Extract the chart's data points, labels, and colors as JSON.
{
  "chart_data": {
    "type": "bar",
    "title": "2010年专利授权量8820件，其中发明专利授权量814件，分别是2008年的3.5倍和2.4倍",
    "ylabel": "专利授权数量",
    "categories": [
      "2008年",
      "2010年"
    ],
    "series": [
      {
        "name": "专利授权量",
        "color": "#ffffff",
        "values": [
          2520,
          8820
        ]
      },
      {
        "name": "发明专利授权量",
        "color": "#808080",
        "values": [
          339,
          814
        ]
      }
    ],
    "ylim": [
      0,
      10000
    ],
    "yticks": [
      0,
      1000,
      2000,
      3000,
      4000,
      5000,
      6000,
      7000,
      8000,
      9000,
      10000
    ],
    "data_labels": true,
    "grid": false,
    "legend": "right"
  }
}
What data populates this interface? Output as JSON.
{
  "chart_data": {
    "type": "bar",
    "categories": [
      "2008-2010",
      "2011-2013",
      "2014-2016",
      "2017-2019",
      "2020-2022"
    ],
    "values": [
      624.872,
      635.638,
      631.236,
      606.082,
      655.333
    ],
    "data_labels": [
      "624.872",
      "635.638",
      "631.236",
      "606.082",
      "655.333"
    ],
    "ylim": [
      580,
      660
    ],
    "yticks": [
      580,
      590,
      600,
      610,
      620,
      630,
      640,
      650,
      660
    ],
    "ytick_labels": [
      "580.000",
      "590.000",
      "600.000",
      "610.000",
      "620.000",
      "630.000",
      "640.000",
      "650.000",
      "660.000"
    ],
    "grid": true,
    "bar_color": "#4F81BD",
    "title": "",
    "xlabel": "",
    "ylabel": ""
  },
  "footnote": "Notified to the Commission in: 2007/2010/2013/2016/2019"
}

## DO THIS
Nothing should be left out: return all of the records exactly.

## WRITTEN ANSWER
Extract the chart's data points, labels, and colors as JSON.
{
  "chart_data": {
    "type": "bar",
    "title": "2010年专利授权量8820件，其中发明专利授权量814件，分别是2008年的3.5倍和2.4倍",
    "ylabel": "专利授权数量",
    "categories": [
      "2008年",
      "2010年"
    ],
    "series": [
      {
        "name": "专利授权量",
        "color": "#ffffff",
        "values": [
          2520,
          8820
        ]
      },
      {
        "name": "发明专利授权量",
        "color": "#808080",
        "values": [
          339,
          814
        ]
      }
    ],
    "ylim": [
      0,
      10000
    ],
    "yticks": [
      0,
      1000,
      2000,
      3000,
      4000,
      5000,
      6000,
      7000,
      8000,
      9000,
      10000
    ],
    "data_labels": true,
    "grid": false,
    "legend": "right"
  }
}
What data populates this interface? Output as JSON.
{
  "chart_data": {
    "type": "bar",
    "categories": [
      "2008-2010",
      "2011-2013",
      "2014-2016",
      "2017-2019",
      "2020-2022"
    ],
    "values": [
      624.872,
      635.638,
      631.236,
      606.082,
      655.333
    ],
    "data_labels": [
      "624.872",
      "635.638",
      "631.236",
      "606.082",
      "655.333"
    ],
    "ylim": [
      580,
      660
    ],
    "yticks": [
      580,
      590,
      600,
      610,
      620,
      630,
      640,
      650,
      660
    ],
    "ytick_labels": [
      "580.000",
      "590.000",
      "600.000",
      "610.000",
      "620.000",
      "630.000",
      "640.000",
      "650.000",
      "660.000"
    ],
    "grid": true,
    "bar_color": "#4F81BD",
    "title": "",
    "xlabel": "",
    "ylabel": ""
  },
  "footnote": "Notified to the Commission in: 2007/2010/2013/2016/2019"
}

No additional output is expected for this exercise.